Exercise:
Transcribe all records exactly.

====== Listing

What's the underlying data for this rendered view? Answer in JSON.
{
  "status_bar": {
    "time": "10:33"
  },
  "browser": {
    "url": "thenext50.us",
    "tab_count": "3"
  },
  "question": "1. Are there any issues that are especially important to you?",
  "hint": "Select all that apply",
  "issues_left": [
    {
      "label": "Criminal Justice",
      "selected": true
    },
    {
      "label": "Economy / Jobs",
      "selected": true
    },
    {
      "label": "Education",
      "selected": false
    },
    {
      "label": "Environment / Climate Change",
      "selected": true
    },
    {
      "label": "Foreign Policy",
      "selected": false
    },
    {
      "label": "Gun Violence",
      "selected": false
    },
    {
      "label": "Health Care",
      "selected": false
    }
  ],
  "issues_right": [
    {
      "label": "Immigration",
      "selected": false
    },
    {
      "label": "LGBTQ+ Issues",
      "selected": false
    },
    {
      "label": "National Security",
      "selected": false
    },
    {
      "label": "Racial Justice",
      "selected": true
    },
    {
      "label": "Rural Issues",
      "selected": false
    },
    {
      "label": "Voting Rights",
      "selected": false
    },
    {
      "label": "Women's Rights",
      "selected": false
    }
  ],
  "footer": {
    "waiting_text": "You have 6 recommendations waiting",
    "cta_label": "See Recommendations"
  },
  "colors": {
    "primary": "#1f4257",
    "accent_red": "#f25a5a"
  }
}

============

Solution to this exercise:
What's the underlying data for this rendered view? Answer in JSON.
{
  "status_bar": {
    "time": "10:33"
  },
  "browser": {
    "url": "thenext50.us",
    "tab_count": "3"
  },
  "question": "1. Are there any issues that are especially important to you?",
  "hint": "Select all that apply",
  "issues_left": [
    {
      "label": "Criminal Justice",
      "selected": true
    },
    {
      "label": "Economy / Jobs",
      "selected": true
    },
    {
      "label": "Education",
      "selected": false
    },
    {
      "label": "Environment / Climate Change",
      "selected": true
    },
    {
      "label": "Foreign Policy",
      "selected": false
    },
    {
      "label": "Gun Violence",
      "selected": false
    },
    {
      "label": "Health Care",
      "selected": false
    }
  ],
  "issues_right": [
    {
      "label": "Immigration",
      "selected": false
    },
    {
      "label": "LGBTQ+ Issues",
      "selected": false
    },
    {
      "label": "National Security",
      "selected": false
    },
    {
      "label": "Racial Justice",
      "selected": true
    },
    {
      "label": "Rural Issues",
      "selected": false
    },
    {
      "label": "Voting Rights",
      "selected": false
    },
    {
      "label": "Women's Rights",
      "selected": false
    }
  ],
  "footer": {
    "waiting_text": "You have 6 recommendations waiting",
    "cta_label": "See Recommendations"
  },
  "colors": {
    "primary": "#1f4257",
    "accent_red": "#f25a5a"
  }
}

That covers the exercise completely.